_Set exercise_
Locate all lines with the word "environment" and copy them out.

########################################

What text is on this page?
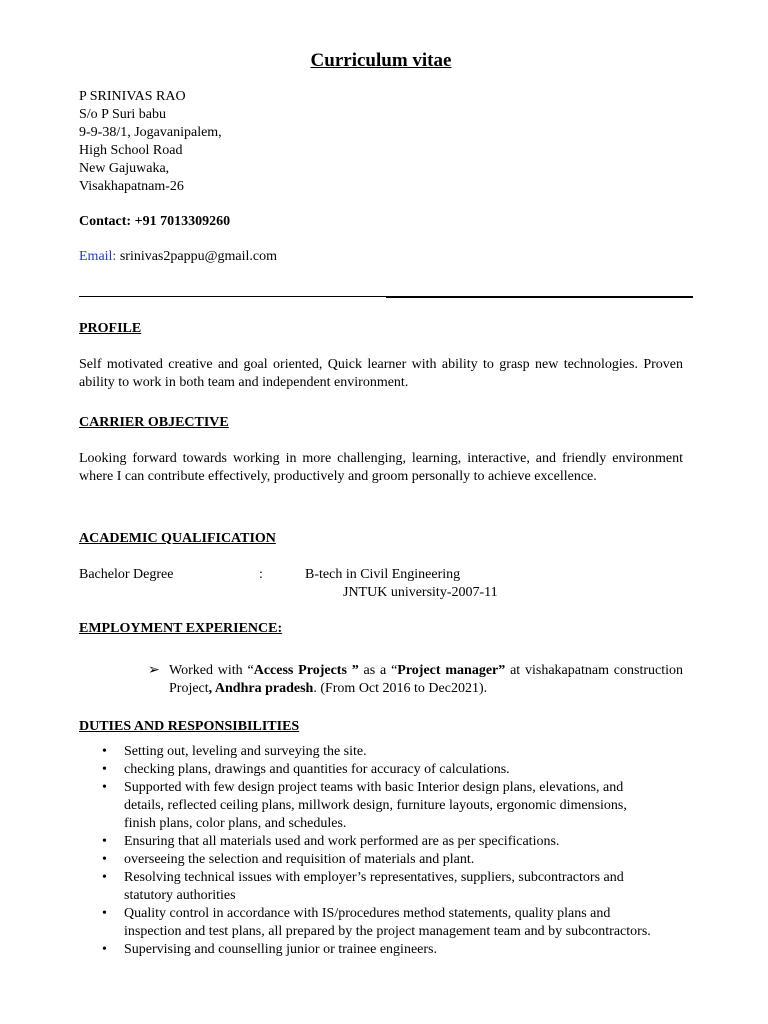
Curriculum vitae
P SRINIVAS RAO
S/o P Suri babu
9-9-38/1, Jogavanipalem,
High School Road
New Gajuwaka,
Visakhapatnam-26
Contact: +91 7013309260
Email: srinivas2pappu@gmail.com
PROFILE
Self motivated creative and goal oriented, Quick learner with ability to grasp new technologies. Proven ability to work in both team and independent environment.
CARRIER OBJECTIVE
Looking forward towards working in more challenging, learning, interactive, and friendly environment where I can contribute effectively, productively and groom personally to achieve excellence.
ACADEMIC QUALIFICATION
Bachelor Degree	:	B-tech in Civil Engineering
JNTUK university-2007-11
EMPLOYMENT EXPERIENCE:
➢ Worked with “Access Projects ” as a “Project manager” at vishakapatnam construction Project, Andhra pradesh. (From Oct 2016 to Dec2021).
DUTIES AND RESPONSIBILITIES
• Setting out, leveling and surveying the site.
• checking plans, drawings and quantities for accuracy of calculations.
• Supported with few design project teams with basic Interior design plans, elevations, and details, reflected ceiling plans, millwork design, furniture layouts, ergonomic dimensions, finish plans, color plans, and schedules.
• Ensuring that all materials used and work performed are as per specifications.
• overseeing the selection and requisition of materials and plant.
• Resolving technical issues with employer’s representatives, suppliers, subcontractors and statutory authorities
• Quality control in accordance with IS/procedures method statements, quality plans and inspection and test plans, all prepared by the project management team and by subcontractors.
• Supervising and counselling junior or trainee engineers.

########################################

_Right answer_
Self motivated creative and goal oriented, Quick learner with ability to grasp new technologies. Proven ability to work in both team and independent environment.
Looking forward towards working in more challenging, learning, interactive, and friendly environment where I can contribute effectively, productively and groom personally to achieve excellence.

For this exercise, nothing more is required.